Objective →
From the line containing "Output the text content of this document." to the end of the data, retype every line exactly and nothing else. Drop the pictures.

Stored records →
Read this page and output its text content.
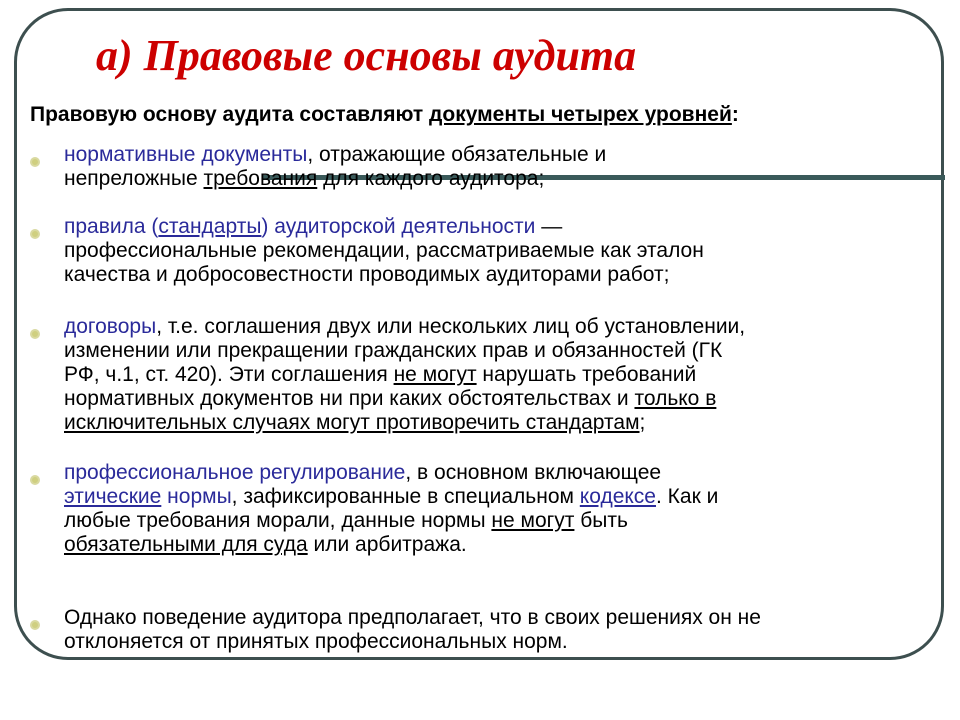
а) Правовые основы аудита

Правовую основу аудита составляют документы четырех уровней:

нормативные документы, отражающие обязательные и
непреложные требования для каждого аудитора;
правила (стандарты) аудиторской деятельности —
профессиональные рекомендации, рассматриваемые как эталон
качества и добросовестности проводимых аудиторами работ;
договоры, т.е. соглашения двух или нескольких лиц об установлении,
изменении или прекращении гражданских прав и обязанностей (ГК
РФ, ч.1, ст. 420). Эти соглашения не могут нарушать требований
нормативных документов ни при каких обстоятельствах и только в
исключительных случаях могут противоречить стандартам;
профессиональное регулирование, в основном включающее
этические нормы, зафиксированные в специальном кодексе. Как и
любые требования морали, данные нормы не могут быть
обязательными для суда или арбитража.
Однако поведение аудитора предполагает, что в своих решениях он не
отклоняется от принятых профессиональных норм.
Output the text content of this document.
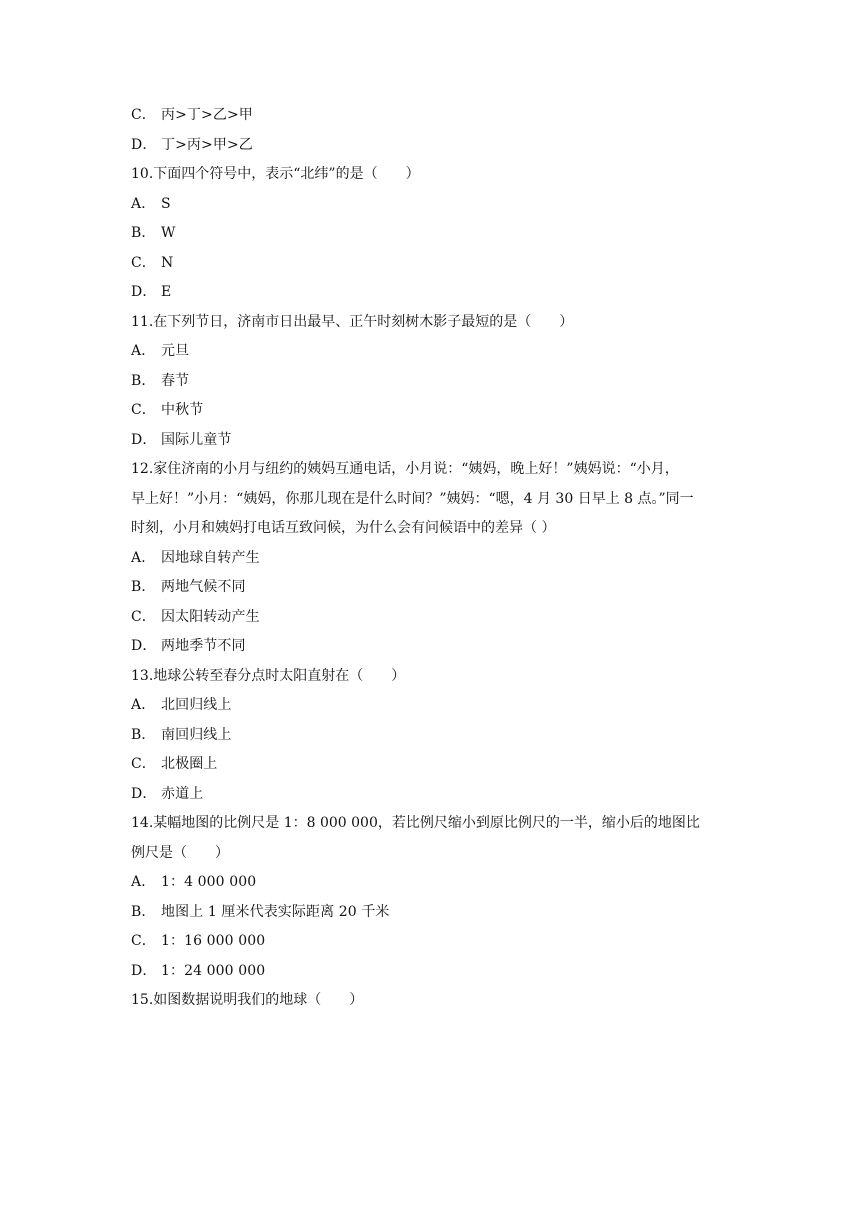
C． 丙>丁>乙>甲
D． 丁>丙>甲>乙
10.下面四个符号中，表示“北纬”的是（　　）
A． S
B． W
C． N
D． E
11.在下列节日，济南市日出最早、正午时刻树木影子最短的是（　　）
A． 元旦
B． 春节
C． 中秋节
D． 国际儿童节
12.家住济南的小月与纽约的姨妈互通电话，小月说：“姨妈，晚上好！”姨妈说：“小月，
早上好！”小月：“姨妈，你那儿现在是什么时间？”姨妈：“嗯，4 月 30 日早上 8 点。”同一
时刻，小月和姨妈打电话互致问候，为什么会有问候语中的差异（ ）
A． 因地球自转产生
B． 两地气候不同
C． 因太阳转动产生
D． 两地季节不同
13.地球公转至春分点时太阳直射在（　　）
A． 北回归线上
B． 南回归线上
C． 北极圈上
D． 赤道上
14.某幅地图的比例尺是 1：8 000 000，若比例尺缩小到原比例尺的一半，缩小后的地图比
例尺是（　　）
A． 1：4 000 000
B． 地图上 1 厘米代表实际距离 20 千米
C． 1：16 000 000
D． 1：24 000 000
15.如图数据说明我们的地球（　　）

The answer →
Output the text content of this document.
C． 丙>丁>乙>甲
D． 丁>丙>甲>乙
10.下面四个符号中，表示“北纬”的是（　　）
A． S
B． W
C． N
D． E
11.在下列节日，济南市日出最早、正午时刻树木影子最短的是（　　）
A． 元旦
B． 春节
C． 中秋节
D． 国际儿童节
12.家住济南的小月与纽约的姨妈互通电话，小月说：“姨妈，晚上好！”姨妈说：“小月，
早上好！”小月：“姨妈，你那儿现在是什么时间？”姨妈：“嗯，4 月 30 日早上 8 点。”同一
时刻，小月和姨妈打电话互致问候，为什么会有问候语中的差异（ ）
A． 因地球自转产生
B． 两地气候不同
C． 因太阳转动产生
D． 两地季节不同
13.地球公转至春分点时太阳直射在（　　）
A． 北回归线上
B． 南回归线上
C． 北极圈上
D． 赤道上
14.某幅地图的比例尺是 1：8 000 000，若比例尺缩小到原比例尺的一半，缩小后的地图比
例尺是（　　）
A． 1：4 000 000
B． 地图上 1 厘米代表实际距离 20 千米
C． 1：16 000 000
D． 1：24 000 000
15.如图数据说明我们的地球（　　）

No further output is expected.